## Stated problem
Scan the following material for the string "north" and copy each line in which it appears.

## Supplied material
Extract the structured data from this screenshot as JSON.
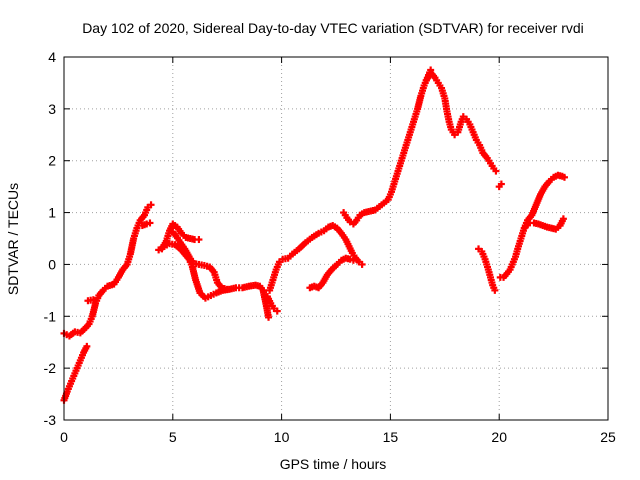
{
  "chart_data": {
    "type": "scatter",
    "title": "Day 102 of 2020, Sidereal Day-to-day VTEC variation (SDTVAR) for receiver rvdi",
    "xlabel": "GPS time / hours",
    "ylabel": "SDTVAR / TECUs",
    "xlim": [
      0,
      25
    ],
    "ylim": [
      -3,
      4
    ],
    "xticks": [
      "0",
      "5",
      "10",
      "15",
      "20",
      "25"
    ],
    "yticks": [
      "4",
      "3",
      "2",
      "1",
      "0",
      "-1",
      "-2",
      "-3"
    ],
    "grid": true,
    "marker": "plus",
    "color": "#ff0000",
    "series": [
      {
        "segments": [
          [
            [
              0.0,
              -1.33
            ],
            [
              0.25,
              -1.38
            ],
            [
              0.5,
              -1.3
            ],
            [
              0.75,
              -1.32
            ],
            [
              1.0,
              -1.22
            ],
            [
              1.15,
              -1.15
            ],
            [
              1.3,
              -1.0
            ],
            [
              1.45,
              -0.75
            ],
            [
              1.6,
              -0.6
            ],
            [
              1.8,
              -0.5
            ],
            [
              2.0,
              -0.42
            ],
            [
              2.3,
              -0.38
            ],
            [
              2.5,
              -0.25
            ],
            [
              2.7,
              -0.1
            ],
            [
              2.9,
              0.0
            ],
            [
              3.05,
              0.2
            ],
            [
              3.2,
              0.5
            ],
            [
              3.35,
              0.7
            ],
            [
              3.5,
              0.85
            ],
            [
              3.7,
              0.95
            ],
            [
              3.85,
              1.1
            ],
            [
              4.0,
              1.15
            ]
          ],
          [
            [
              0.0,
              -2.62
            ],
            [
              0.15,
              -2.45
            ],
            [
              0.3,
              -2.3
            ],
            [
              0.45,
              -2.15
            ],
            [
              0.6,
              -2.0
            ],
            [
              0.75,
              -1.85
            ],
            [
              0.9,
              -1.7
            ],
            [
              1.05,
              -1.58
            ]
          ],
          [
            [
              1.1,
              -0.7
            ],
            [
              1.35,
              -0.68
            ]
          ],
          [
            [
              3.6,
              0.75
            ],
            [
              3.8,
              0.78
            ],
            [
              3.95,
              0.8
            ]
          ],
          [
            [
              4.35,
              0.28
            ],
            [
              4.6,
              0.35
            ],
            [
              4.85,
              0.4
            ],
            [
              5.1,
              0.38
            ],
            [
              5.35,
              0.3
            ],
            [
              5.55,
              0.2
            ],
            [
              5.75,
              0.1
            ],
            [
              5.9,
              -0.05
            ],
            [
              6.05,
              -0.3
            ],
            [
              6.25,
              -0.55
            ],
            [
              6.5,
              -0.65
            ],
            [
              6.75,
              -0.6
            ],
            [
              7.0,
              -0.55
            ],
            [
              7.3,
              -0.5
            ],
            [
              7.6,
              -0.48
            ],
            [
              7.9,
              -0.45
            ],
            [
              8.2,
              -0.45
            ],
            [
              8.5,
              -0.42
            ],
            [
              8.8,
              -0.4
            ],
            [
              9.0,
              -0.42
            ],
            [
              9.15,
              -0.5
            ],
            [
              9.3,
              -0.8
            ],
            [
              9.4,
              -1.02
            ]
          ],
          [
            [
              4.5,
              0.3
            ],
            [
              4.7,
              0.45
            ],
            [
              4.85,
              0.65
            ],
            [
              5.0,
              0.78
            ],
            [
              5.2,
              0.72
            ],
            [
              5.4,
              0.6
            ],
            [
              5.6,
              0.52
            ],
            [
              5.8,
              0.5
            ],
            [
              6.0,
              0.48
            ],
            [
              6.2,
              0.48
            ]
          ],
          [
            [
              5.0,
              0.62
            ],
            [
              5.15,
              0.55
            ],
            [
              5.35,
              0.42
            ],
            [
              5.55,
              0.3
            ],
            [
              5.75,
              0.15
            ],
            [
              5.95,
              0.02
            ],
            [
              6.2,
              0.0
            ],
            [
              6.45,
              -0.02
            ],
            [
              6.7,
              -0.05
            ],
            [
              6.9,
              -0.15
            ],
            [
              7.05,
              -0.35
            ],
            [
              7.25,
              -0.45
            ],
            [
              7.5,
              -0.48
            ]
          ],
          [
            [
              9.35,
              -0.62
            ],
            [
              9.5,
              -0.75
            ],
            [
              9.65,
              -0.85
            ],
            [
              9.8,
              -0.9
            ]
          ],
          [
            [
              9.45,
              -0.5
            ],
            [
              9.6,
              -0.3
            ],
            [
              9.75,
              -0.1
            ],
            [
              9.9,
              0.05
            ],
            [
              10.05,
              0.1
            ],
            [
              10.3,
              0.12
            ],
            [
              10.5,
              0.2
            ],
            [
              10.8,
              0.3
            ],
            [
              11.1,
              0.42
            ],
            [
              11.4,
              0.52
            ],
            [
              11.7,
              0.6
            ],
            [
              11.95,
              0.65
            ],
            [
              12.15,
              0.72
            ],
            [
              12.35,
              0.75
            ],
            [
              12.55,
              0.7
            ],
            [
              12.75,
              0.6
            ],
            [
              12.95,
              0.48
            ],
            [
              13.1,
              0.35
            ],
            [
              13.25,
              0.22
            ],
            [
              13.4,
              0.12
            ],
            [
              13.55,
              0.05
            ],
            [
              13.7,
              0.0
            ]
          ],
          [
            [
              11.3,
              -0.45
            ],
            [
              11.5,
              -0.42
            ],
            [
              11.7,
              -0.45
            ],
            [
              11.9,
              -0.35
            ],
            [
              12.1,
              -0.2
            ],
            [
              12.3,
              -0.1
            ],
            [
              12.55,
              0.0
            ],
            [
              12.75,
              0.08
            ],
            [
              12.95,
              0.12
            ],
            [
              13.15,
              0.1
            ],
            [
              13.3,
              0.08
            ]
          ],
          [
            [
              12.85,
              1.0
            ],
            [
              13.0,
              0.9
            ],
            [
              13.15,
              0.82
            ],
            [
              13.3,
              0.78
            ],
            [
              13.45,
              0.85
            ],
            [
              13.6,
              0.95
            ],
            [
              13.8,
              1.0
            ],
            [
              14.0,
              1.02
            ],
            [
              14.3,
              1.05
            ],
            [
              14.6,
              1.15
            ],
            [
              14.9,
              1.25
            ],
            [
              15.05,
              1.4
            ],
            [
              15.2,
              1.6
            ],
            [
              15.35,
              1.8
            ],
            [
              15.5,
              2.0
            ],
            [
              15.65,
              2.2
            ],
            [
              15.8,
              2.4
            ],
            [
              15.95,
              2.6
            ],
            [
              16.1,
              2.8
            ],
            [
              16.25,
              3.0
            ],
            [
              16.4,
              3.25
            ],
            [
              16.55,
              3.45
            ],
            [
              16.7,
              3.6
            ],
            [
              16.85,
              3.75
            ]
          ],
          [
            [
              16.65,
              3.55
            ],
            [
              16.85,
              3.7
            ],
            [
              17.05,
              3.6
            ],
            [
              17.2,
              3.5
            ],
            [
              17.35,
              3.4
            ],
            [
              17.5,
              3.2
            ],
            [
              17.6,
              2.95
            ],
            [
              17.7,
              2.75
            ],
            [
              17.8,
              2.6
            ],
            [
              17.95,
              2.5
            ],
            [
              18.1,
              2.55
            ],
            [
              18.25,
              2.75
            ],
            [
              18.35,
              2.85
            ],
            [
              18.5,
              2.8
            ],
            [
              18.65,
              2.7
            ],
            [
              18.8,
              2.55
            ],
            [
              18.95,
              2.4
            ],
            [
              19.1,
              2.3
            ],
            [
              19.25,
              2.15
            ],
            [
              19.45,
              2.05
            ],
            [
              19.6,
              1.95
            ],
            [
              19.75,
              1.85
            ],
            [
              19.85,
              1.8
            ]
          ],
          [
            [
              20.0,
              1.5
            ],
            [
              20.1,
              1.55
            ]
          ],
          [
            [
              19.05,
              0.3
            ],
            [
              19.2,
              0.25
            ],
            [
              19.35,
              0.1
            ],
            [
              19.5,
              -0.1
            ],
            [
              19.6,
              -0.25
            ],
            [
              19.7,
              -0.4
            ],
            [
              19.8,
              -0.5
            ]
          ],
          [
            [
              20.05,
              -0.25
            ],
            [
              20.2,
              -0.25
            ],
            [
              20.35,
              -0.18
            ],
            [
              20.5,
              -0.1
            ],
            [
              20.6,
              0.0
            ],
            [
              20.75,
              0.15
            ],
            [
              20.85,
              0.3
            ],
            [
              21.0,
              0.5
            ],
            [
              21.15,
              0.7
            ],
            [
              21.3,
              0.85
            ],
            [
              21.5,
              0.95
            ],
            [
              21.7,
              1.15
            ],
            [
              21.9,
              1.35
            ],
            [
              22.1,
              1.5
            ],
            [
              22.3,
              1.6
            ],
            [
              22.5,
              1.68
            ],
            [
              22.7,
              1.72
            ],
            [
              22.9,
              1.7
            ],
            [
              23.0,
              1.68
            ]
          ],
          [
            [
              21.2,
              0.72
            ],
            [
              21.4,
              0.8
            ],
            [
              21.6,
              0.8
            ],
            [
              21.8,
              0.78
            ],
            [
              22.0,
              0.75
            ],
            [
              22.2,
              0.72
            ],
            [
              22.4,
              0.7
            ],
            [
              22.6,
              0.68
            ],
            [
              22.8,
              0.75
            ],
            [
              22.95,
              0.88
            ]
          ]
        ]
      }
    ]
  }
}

...

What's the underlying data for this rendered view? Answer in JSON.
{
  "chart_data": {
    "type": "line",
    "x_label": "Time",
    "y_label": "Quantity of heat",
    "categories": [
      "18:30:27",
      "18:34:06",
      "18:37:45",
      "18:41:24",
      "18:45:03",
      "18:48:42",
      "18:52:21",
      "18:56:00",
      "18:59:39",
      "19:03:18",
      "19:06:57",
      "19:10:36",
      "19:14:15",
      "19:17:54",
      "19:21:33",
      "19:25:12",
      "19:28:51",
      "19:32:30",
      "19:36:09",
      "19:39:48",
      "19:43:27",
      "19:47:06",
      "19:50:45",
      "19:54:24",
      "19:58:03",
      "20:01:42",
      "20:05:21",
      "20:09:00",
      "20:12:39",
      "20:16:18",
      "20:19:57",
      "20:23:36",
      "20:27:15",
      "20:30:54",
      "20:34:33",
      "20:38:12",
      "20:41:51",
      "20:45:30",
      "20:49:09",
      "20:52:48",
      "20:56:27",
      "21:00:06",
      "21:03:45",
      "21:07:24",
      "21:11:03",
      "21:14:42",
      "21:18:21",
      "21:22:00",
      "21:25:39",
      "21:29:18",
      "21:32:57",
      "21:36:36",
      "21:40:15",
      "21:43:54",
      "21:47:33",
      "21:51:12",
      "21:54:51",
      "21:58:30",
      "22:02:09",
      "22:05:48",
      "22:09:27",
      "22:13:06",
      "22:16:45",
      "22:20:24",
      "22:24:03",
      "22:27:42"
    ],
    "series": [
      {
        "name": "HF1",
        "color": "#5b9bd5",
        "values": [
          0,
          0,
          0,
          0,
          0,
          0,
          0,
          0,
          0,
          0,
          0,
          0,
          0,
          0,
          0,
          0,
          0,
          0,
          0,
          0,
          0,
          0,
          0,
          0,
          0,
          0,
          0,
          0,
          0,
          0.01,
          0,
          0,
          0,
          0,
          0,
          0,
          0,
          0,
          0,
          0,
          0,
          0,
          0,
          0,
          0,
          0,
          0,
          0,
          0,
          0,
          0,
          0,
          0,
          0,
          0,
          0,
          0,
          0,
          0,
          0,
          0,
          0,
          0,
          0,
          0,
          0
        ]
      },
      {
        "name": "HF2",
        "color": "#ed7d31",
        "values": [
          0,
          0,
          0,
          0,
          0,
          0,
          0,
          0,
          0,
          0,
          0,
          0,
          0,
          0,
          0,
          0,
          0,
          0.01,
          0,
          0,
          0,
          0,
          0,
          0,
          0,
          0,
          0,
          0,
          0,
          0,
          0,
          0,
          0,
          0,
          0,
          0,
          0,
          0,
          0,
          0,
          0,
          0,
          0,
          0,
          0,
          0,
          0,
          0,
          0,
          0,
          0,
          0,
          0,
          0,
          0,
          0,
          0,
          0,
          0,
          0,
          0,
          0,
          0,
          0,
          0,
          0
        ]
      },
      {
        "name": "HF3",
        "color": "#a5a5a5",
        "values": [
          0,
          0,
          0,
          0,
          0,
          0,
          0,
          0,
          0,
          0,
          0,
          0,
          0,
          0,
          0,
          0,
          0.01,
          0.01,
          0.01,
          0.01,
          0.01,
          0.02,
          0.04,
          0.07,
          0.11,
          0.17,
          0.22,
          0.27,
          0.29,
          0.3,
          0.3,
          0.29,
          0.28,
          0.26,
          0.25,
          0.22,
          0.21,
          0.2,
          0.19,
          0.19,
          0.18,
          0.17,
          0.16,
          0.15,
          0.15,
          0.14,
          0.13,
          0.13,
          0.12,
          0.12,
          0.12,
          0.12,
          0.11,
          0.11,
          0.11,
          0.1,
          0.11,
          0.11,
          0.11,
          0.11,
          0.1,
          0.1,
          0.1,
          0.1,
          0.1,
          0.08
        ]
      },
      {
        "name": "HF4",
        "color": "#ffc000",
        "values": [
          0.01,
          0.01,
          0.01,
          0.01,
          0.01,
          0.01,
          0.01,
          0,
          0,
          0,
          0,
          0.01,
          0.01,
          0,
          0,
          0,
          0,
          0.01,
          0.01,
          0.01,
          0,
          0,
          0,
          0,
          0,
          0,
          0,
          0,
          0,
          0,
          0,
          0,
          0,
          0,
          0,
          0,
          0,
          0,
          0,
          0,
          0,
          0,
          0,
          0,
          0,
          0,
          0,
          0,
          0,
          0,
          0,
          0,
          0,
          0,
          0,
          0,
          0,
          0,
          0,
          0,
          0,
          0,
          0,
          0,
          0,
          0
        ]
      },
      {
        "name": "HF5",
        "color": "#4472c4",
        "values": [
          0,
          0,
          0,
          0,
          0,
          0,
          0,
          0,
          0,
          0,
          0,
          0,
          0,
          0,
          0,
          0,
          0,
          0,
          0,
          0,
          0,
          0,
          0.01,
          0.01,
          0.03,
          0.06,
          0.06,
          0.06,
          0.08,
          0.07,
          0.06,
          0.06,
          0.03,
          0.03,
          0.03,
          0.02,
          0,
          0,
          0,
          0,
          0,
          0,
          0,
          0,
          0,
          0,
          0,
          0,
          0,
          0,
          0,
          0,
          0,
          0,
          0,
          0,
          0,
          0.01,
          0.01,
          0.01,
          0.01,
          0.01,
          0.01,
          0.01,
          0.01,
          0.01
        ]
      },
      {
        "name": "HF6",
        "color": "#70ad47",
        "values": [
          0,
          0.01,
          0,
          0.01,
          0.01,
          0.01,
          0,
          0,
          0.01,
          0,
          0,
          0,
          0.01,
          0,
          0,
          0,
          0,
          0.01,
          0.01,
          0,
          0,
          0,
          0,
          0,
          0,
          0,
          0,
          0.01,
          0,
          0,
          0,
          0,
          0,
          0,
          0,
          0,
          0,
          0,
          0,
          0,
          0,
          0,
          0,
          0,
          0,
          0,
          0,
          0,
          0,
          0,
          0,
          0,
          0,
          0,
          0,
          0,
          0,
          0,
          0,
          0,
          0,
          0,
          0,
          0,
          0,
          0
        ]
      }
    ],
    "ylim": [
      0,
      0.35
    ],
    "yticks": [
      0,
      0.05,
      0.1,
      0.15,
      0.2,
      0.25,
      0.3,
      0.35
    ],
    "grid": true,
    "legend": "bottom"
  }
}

--

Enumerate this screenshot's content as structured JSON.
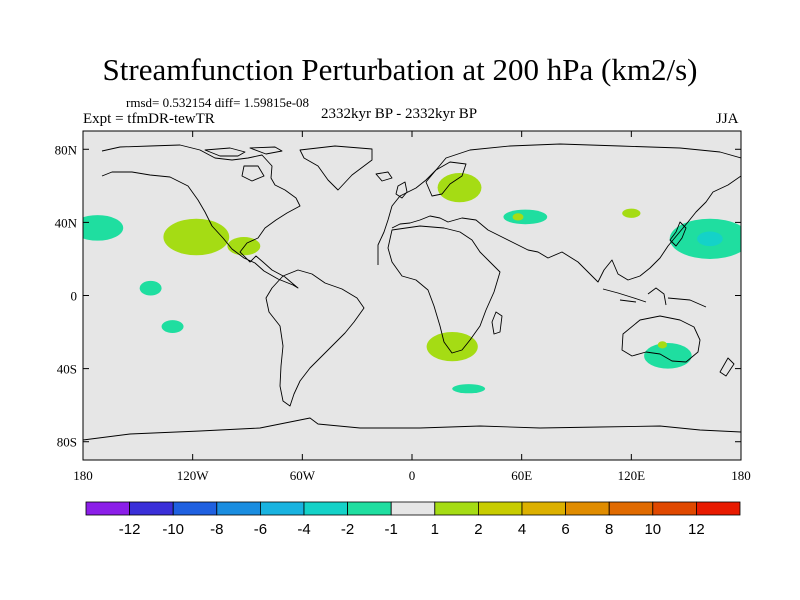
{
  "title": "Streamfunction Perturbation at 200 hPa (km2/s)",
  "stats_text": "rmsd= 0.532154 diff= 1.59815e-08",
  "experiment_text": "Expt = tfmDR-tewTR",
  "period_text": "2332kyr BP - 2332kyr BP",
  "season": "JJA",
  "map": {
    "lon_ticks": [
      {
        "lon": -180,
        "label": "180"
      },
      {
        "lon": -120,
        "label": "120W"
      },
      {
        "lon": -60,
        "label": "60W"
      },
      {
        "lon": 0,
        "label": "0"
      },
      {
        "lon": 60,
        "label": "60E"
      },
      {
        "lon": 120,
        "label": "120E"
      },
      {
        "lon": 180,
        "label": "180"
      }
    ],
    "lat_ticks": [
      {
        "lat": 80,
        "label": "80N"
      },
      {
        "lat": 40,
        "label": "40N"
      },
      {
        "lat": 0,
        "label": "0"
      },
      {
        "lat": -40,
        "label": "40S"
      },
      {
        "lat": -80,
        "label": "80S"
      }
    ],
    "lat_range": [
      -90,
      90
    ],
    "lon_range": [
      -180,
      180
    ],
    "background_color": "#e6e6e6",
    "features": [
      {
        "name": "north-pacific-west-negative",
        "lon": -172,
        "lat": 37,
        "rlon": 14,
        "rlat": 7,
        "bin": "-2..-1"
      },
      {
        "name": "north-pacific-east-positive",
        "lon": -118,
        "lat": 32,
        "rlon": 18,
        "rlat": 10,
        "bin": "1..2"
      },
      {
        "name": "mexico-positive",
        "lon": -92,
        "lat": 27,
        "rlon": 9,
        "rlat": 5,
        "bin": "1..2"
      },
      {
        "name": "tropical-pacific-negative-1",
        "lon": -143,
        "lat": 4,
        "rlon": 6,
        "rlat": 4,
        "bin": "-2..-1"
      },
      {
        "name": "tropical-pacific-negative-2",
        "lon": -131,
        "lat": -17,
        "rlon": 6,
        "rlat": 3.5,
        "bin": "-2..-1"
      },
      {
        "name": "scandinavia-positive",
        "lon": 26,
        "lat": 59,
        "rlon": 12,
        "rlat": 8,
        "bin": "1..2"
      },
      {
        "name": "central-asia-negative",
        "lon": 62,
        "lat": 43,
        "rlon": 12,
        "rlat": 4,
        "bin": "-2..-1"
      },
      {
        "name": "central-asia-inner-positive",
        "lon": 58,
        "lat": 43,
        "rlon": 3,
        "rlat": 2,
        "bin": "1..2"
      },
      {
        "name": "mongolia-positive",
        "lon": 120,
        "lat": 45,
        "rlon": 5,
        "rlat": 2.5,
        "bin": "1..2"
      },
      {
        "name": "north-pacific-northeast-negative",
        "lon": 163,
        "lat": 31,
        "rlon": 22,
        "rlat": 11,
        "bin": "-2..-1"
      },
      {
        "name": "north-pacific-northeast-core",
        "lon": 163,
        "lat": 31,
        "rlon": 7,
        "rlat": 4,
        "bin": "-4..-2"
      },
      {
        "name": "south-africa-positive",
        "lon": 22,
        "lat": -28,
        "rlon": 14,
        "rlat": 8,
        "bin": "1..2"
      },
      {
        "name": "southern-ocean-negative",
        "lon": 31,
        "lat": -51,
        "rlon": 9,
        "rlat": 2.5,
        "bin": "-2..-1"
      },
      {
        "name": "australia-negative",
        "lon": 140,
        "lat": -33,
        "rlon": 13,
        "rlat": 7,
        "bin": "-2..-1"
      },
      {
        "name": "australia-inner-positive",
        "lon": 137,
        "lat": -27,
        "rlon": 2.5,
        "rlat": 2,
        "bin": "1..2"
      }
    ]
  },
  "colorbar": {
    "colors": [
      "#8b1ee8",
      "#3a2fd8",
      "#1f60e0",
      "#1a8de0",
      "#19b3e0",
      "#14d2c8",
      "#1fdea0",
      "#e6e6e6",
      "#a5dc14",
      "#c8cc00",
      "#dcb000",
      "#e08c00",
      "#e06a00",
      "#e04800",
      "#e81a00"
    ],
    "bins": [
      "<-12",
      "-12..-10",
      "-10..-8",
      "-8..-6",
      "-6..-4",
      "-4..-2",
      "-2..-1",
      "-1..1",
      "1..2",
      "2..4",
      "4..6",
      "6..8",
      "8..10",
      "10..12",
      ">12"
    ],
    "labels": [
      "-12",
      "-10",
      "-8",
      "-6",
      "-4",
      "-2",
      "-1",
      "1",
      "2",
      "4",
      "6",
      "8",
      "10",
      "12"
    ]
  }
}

## Written response
        "name": "north-pacific-west-negative",
        "name": "north-pacific-east-positive",
        "name": "north-pacific-northeast-negative",
        "name": "north-pacific-northeast-core",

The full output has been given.